Records supplied
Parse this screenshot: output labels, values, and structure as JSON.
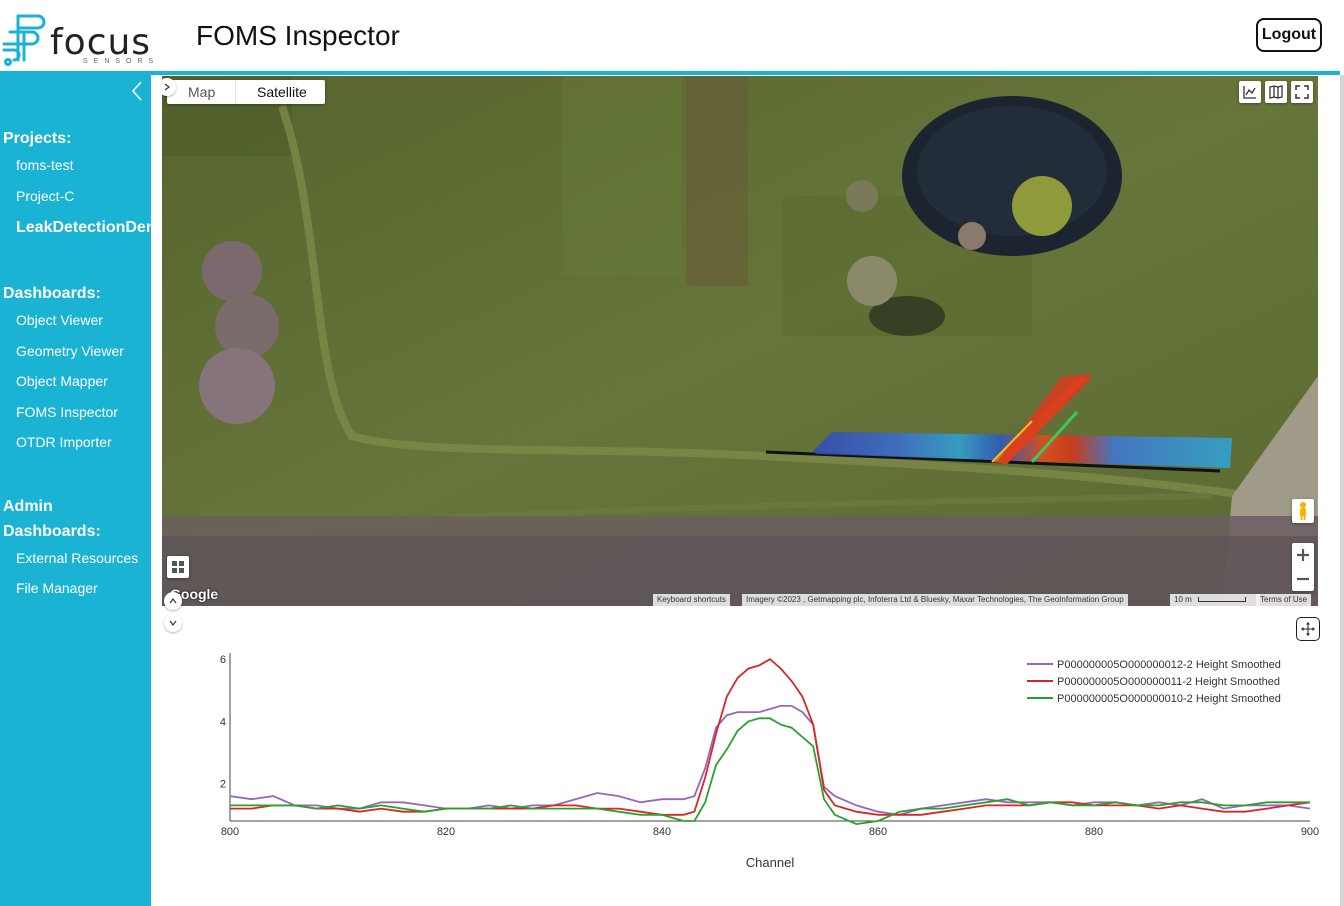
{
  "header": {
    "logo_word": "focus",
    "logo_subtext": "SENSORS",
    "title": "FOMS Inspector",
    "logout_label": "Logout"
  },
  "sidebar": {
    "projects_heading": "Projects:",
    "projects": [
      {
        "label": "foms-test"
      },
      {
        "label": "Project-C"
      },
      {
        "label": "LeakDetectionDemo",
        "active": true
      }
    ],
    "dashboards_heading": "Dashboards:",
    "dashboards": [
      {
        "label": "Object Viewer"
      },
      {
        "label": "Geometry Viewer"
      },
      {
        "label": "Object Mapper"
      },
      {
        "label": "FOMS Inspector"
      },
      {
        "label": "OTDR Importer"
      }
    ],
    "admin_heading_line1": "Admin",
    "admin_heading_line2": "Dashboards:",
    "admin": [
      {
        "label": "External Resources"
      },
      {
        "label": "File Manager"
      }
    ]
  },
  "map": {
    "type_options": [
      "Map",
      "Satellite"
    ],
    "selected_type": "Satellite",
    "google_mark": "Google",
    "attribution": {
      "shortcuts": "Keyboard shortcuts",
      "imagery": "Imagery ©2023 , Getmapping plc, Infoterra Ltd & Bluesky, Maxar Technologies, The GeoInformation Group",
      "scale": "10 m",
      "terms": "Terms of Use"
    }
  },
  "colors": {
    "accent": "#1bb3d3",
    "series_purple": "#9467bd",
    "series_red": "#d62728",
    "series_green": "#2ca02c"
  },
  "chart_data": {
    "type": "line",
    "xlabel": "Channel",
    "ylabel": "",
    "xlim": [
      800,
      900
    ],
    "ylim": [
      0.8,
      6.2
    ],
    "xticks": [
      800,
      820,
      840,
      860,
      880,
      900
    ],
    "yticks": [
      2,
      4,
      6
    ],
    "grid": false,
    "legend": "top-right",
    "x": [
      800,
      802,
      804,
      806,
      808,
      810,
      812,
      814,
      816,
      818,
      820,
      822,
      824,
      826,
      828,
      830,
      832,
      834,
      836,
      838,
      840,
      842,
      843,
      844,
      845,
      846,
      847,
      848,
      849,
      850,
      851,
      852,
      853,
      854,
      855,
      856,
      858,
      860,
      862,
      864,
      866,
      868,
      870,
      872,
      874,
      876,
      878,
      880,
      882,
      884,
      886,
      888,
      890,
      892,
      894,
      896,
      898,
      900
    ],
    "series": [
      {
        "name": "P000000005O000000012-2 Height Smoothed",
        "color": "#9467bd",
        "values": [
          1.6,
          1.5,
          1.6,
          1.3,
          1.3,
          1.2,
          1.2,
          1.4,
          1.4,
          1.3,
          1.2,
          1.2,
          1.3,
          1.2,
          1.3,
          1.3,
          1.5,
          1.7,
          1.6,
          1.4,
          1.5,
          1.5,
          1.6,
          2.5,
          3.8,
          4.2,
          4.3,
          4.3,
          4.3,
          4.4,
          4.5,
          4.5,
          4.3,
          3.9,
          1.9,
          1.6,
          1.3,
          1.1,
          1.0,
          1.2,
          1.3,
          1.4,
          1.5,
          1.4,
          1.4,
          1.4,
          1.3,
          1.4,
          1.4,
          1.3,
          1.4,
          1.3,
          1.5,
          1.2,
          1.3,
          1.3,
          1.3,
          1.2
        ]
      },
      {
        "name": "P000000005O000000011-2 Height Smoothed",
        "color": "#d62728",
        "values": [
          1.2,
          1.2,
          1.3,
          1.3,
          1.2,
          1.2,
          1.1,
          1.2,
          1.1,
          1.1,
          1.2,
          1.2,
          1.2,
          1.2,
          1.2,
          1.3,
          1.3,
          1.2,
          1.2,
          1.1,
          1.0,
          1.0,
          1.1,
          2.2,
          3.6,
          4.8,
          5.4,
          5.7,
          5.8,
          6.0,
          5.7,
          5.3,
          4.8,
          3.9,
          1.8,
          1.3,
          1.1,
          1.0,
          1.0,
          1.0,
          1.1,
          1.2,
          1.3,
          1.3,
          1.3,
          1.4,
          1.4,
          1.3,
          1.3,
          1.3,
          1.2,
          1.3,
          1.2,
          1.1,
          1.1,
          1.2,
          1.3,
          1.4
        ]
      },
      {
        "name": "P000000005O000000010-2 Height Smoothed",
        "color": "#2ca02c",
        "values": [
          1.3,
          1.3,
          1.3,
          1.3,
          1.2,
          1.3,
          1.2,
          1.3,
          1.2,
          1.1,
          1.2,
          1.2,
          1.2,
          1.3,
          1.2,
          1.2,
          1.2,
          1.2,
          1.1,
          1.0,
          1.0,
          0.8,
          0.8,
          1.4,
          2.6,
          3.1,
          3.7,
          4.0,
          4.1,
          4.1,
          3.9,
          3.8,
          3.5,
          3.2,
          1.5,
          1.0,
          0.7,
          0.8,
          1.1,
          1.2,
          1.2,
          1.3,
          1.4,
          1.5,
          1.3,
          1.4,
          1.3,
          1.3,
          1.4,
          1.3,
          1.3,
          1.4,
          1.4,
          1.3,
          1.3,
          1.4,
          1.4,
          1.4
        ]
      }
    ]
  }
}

Request
Every line above should be repeated exactly; pictures stay out of the copy.

Answer to the task
Parse this screenshot: output labels, values, and structure as JSON.
{
  "header": {
    "logo_word": "focus",
    "logo_subtext": "SENSORS",
    "title": "FOMS Inspector",
    "logout_label": "Logout"
  },
  "sidebar": {
    "projects_heading": "Projects:",
    "projects": [
      {
        "label": "foms-test"
      },
      {
        "label": "Project-C"
      },
      {
        "label": "LeakDetectionDemo",
        "active": true
      }
    ],
    "dashboards_heading": "Dashboards:",
    "dashboards": [
      {
        "label": "Object Viewer"
      },
      {
        "label": "Geometry Viewer"
      },
      {
        "label": "Object Mapper"
      },
      {
        "label": "FOMS Inspector"
      },
      {
        "label": "OTDR Importer"
      }
    ],
    "admin_heading_line1": "Admin",
    "admin_heading_line2": "Dashboards:",
    "admin": [
      {
        "label": "External Resources"
      },
      {
        "label": "File Manager"
      }
    ]
  },
  "map": {
    "type_options": [
      "Map",
      "Satellite"
    ],
    "selected_type": "Satellite",
    "google_mark": "Google",
    "attribution": {
      "shortcuts": "Keyboard shortcuts",
      "imagery": "Imagery ©2023 , Getmapping plc, Infoterra Ltd & Bluesky, Maxar Technologies, The GeoInformation Group",
      "scale": "10 m",
      "terms": "Terms of Use"
    }
  },
  "colors": {
    "accent": "#1bb3d3",
    "series_purple": "#9467bd",
    "series_red": "#d62728",
    "series_green": "#2ca02c"
  },
  "chart_data": {
    "type": "line",
    "xlabel": "Channel",
    "ylabel": "",
    "xlim": [
      800,
      900
    ],
    "ylim": [
      0.8,
      6.2
    ],
    "xticks": [
      800,
      820,
      840,
      860,
      880,
      900
    ],
    "yticks": [
      2,
      4,
      6
    ],
    "grid": false,
    "legend": "top-right",
    "x": [
      800,
      802,
      804,
      806,
      808,
      810,
      812,
      814,
      816,
      818,
      820,
      822,
      824,
      826,
      828,
      830,
      832,
      834,
      836,
      838,
      840,
      842,
      843,
      844,
      845,
      846,
      847,
      848,
      849,
      850,
      851,
      852,
      853,
      854,
      855,
      856,
      858,
      860,
      862,
      864,
      866,
      868,
      870,
      872,
      874,
      876,
      878,
      880,
      882,
      884,
      886,
      888,
      890,
      892,
      894,
      896,
      898,
      900
    ],
    "series": [
      {
        "name": "P000000005O000000012-2 Height Smoothed",
        "color": "#9467bd",
        "values": [
          1.6,
          1.5,
          1.6,
          1.3,
          1.3,
          1.2,
          1.2,
          1.4,
          1.4,
          1.3,
          1.2,
          1.2,
          1.3,
          1.2,
          1.3,
          1.3,
          1.5,
          1.7,
          1.6,
          1.4,
          1.5,
          1.5,
          1.6,
          2.5,
          3.8,
          4.2,
          4.3,
          4.3,
          4.3,
          4.4,
          4.5,
          4.5,
          4.3,
          3.9,
          1.9,
          1.6,
          1.3,
          1.1,
          1.0,
          1.2,
          1.3,
          1.4,
          1.5,
          1.4,
          1.4,
          1.4,
          1.3,
          1.4,
          1.4,
          1.3,
          1.4,
          1.3,
          1.5,
          1.2,
          1.3,
          1.3,
          1.3,
          1.2
        ]
      },
      {
        "name": "P000000005O000000011-2 Height Smoothed",
        "color": "#d62728",
        "values": [
          1.2,
          1.2,
          1.3,
          1.3,
          1.2,
          1.2,
          1.1,
          1.2,
          1.1,
          1.1,
          1.2,
          1.2,
          1.2,
          1.2,
          1.2,
          1.3,
          1.3,
          1.2,
          1.2,
          1.1,
          1.0,
          1.0,
          1.1,
          2.2,
          3.6,
          4.8,
          5.4,
          5.7,
          5.8,
          6.0,
          5.7,
          5.3,
          4.8,
          3.9,
          1.8,
          1.3,
          1.1,
          1.0,
          1.0,
          1.0,
          1.1,
          1.2,
          1.3,
          1.3,
          1.3,
          1.4,
          1.4,
          1.3,
          1.3,
          1.3,
          1.2,
          1.3,
          1.2,
          1.1,
          1.1,
          1.2,
          1.3,
          1.4
        ]
      },
      {
        "name": "P000000005O000000010-2 Height Smoothed",
        "color": "#2ca02c",
        "values": [
          1.3,
          1.3,
          1.3,
          1.3,
          1.2,
          1.3,
          1.2,
          1.3,
          1.2,
          1.1,
          1.2,
          1.2,
          1.2,
          1.3,
          1.2,
          1.2,
          1.2,
          1.2,
          1.1,
          1.0,
          1.0,
          0.8,
          0.8,
          1.4,
          2.6,
          3.1,
          3.7,
          4.0,
          4.1,
          4.1,
          3.9,
          3.8,
          3.5,
          3.2,
          1.5,
          1.0,
          0.7,
          0.8,
          1.1,
          1.2,
          1.2,
          1.3,
          1.4,
          1.5,
          1.3,
          1.4,
          1.3,
          1.3,
          1.4,
          1.3,
          1.3,
          1.4,
          1.4,
          1.3,
          1.3,
          1.4,
          1.4,
          1.4
        ]
      }
    ]
  }
}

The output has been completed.